**Problem**
For the data below, work out how many lines contain the word "this" and supply only that number.

**Data provided**
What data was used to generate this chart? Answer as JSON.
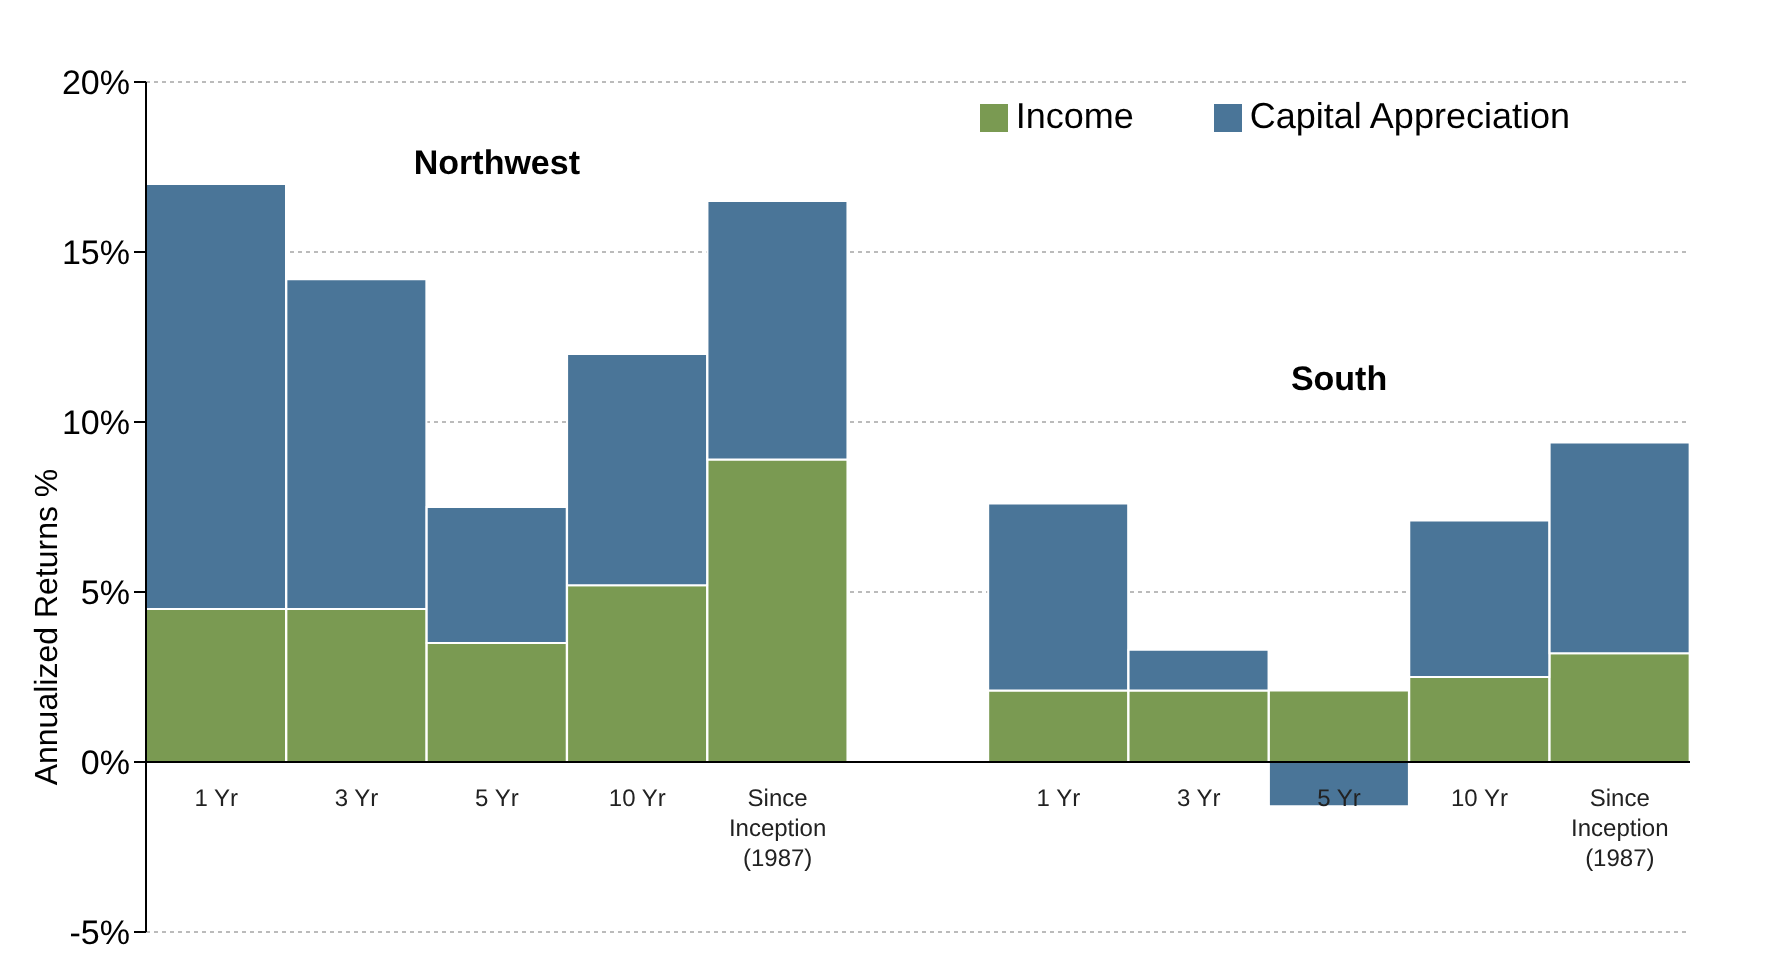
{
  "chart_data": {
    "type": "bar",
    "stacked": true,
    "ylabel": "Annualized Returns %",
    "categories": [
      "1 Yr",
      "3 Yr",
      "5 Yr",
      "10 Yr",
      "Since Inception (1987)",
      null,
      "1 Yr",
      "3 Yr",
      "5 Yr",
      "10 Yr",
      "Since Inception (1987)"
    ],
    "series": [
      {
        "name": "Income",
        "color": "#7a9a52",
        "values": [
          4.5,
          4.5,
          3.5,
          5.2,
          8.9,
          null,
          2.1,
          2.1,
          2.1,
          2.5,
          3.2
        ]
      },
      {
        "name": "Capital Appreciation",
        "color": "#4a7598",
        "values": [
          12.5,
          9.7,
          4.0,
          6.8,
          7.6,
          null,
          5.5,
          1.2,
          -1.3,
          4.6,
          6.2
        ]
      }
    ],
    "ylim": [
      -5,
      20
    ],
    "yticks": [
      {
        "value": -5,
        "label": "-5%"
      },
      {
        "value": 0,
        "label": "0%"
      },
      {
        "value": 5,
        "label": "5%"
      },
      {
        "value": 10,
        "label": "10%"
      },
      {
        "value": 15,
        "label": "15%"
      },
      {
        "value": 20,
        "label": "20%"
      }
    ],
    "grid": "y",
    "legend": "top right",
    "annotations": [
      "Northwest",
      "South"
    ]
  }
}
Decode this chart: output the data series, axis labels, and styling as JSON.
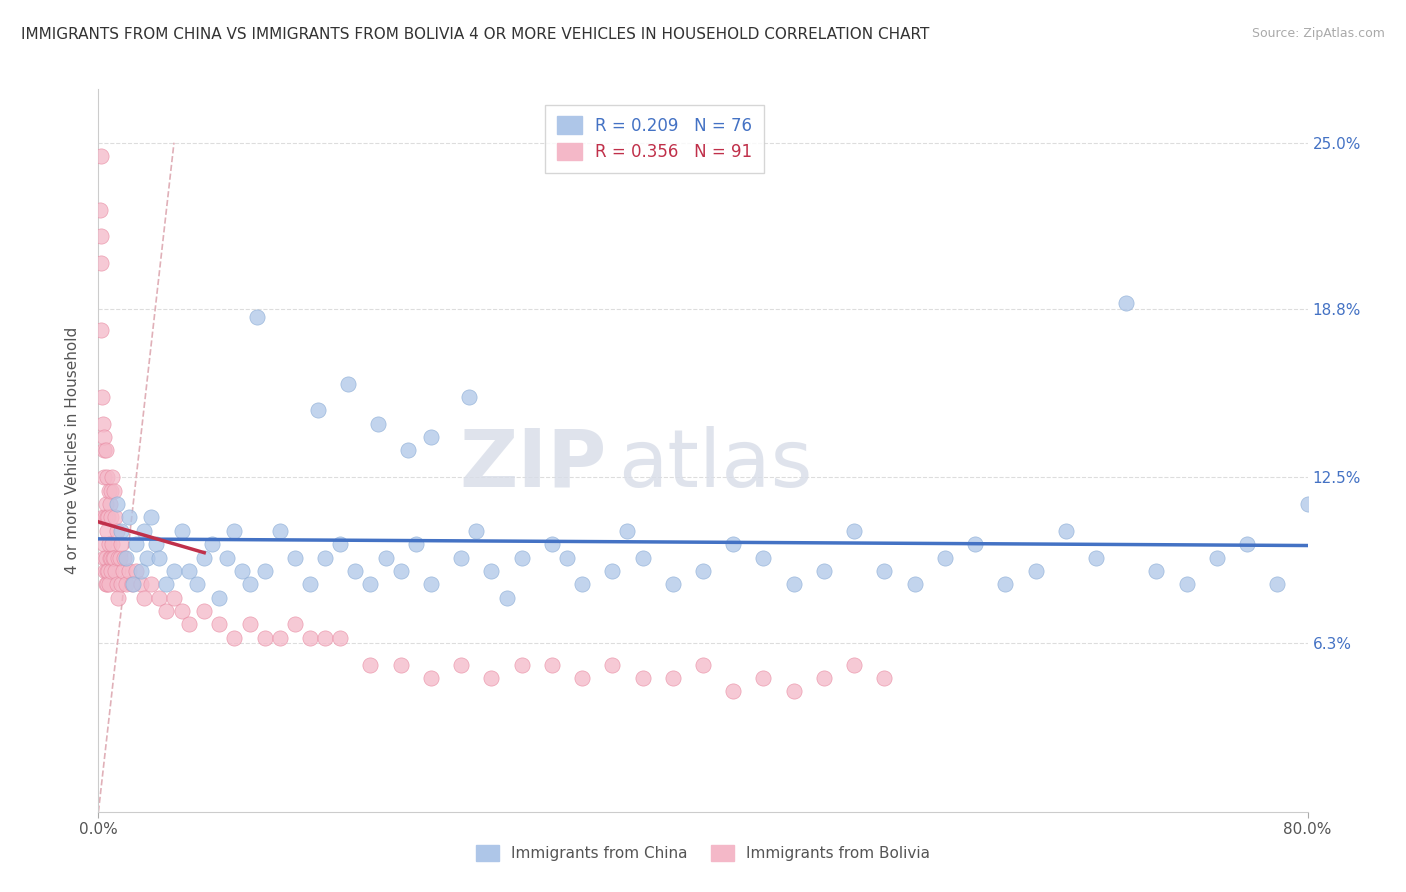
{
  "title": "IMMIGRANTS FROM CHINA VS IMMIGRANTS FROM BOLIVIA 4 OR MORE VEHICLES IN HOUSEHOLD CORRELATION CHART",
  "source": "Source: ZipAtlas.com",
  "ylabel": "4 or more Vehicles in Household",
  "xlim": [
    0.0,
    80.0
  ],
  "ylim": [
    0.0,
    27.0
  ],
  "ytick_labels_right": [
    "25.0%",
    "18.8%",
    "12.5%",
    "6.3%"
  ],
  "ytick_values": [
    25.0,
    18.8,
    12.5,
    6.3
  ],
  "china_R": 0.209,
  "china_N": 76,
  "bolivia_R": 0.356,
  "bolivia_N": 91,
  "china_color": "#aec6e8",
  "bolivia_color": "#f4b8c8",
  "china_line_color": "#4472c4",
  "bolivia_line_color": "#c0304a",
  "ref_line_color": "#d0a0a8",
  "legend_label_china": "Immigrants from China",
  "legend_label_bolivia": "Immigrants from Bolivia",
  "watermark_zip": "ZIP",
  "watermark_atlas": "atlas",
  "background_color": "#ffffff",
  "grid_color": "#dddddd",
  "china_x": [
    1.2,
    1.5,
    1.8,
    2.0,
    2.3,
    2.5,
    2.8,
    3.0,
    3.2,
    3.5,
    3.8,
    4.0,
    4.5,
    5.0,
    5.5,
    6.0,
    6.5,
    7.0,
    7.5,
    8.0,
    8.5,
    9.0,
    9.5,
    10.0,
    11.0,
    12.0,
    13.0,
    14.0,
    15.0,
    16.0,
    17.0,
    18.0,
    19.0,
    20.0,
    21.0,
    22.0,
    24.0,
    25.0,
    26.0,
    27.0,
    28.0,
    30.0,
    31.0,
    32.0,
    34.0,
    35.0,
    36.0,
    38.0,
    40.0,
    42.0,
    44.0,
    46.0,
    48.0,
    50.0,
    52.0,
    54.0,
    56.0,
    58.0,
    60.0,
    62.0,
    64.0,
    66.0,
    68.0,
    70.0,
    72.0,
    74.0,
    76.0,
    78.0,
    80.0,
    18.5,
    20.5,
    16.5,
    14.5,
    22.0,
    24.5,
    10.5
  ],
  "china_y": [
    11.5,
    10.5,
    9.5,
    11.0,
    8.5,
    10.0,
    9.0,
    10.5,
    9.5,
    11.0,
    10.0,
    9.5,
    8.5,
    9.0,
    10.5,
    9.0,
    8.5,
    9.5,
    10.0,
    8.0,
    9.5,
    10.5,
    9.0,
    8.5,
    9.0,
    10.5,
    9.5,
    8.5,
    9.5,
    10.0,
    9.0,
    8.5,
    9.5,
    9.0,
    10.0,
    8.5,
    9.5,
    10.5,
    9.0,
    8.0,
    9.5,
    10.0,
    9.5,
    8.5,
    9.0,
    10.5,
    9.5,
    8.5,
    9.0,
    10.0,
    9.5,
    8.5,
    9.0,
    10.5,
    9.0,
    8.5,
    9.5,
    10.0,
    8.5,
    9.0,
    10.5,
    9.5,
    19.0,
    9.0,
    8.5,
    9.5,
    10.0,
    8.5,
    11.5,
    14.5,
    13.5,
    16.0,
    15.0,
    14.0,
    15.5,
    18.5
  ],
  "bolivia_x": [
    0.1,
    0.15,
    0.2,
    0.2,
    0.25,
    0.3,
    0.3,
    0.35,
    0.35,
    0.4,
    0.4,
    0.4,
    0.45,
    0.45,
    0.5,
    0.5,
    0.5,
    0.5,
    0.55,
    0.55,
    0.6,
    0.6,
    0.6,
    0.65,
    0.65,
    0.7,
    0.7,
    0.7,
    0.75,
    0.75,
    0.8,
    0.8,
    0.85,
    0.85,
    0.9,
    0.9,
    0.95,
    1.0,
    1.0,
    1.1,
    1.1,
    1.2,
    1.2,
    1.3,
    1.3,
    1.4,
    1.5,
    1.5,
    1.6,
    1.7,
    1.8,
    2.0,
    2.2,
    2.5,
    2.8,
    3.0,
    3.5,
    4.0,
    4.5,
    5.0,
    5.5,
    6.0,
    7.0,
    8.0,
    9.0,
    10.0,
    11.0,
    12.0,
    13.0,
    14.0,
    15.0,
    16.0,
    18.0,
    20.0,
    22.0,
    24.0,
    26.0,
    28.0,
    30.0,
    32.0,
    34.0,
    36.0,
    38.0,
    40.0,
    42.0,
    44.0,
    46.0,
    48.0,
    50.0,
    52.0,
    0.15
  ],
  "bolivia_y": [
    22.5,
    20.5,
    24.5,
    18.0,
    15.5,
    14.5,
    11.0,
    13.5,
    10.0,
    14.0,
    12.5,
    9.5,
    11.0,
    9.0,
    13.5,
    11.5,
    9.5,
    8.5,
    11.0,
    9.0,
    12.5,
    10.5,
    8.5,
    11.0,
    9.0,
    12.0,
    10.0,
    8.5,
    11.5,
    9.5,
    12.0,
    9.5,
    11.0,
    9.0,
    12.5,
    10.0,
    9.5,
    12.0,
    9.5,
    11.0,
    9.0,
    10.5,
    8.5,
    9.5,
    8.0,
    9.5,
    10.0,
    8.5,
    9.0,
    9.5,
    8.5,
    9.0,
    8.5,
    9.0,
    8.5,
    8.0,
    8.5,
    8.0,
    7.5,
    8.0,
    7.5,
    7.0,
    7.5,
    7.0,
    6.5,
    7.0,
    6.5,
    6.5,
    7.0,
    6.5,
    6.5,
    6.5,
    5.5,
    5.5,
    5.0,
    5.5,
    5.0,
    5.5,
    5.5,
    5.0,
    5.5,
    5.0,
    5.0,
    5.5,
    4.5,
    5.0,
    4.5,
    5.0,
    5.5,
    5.0,
    21.5
  ]
}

**Solution**
2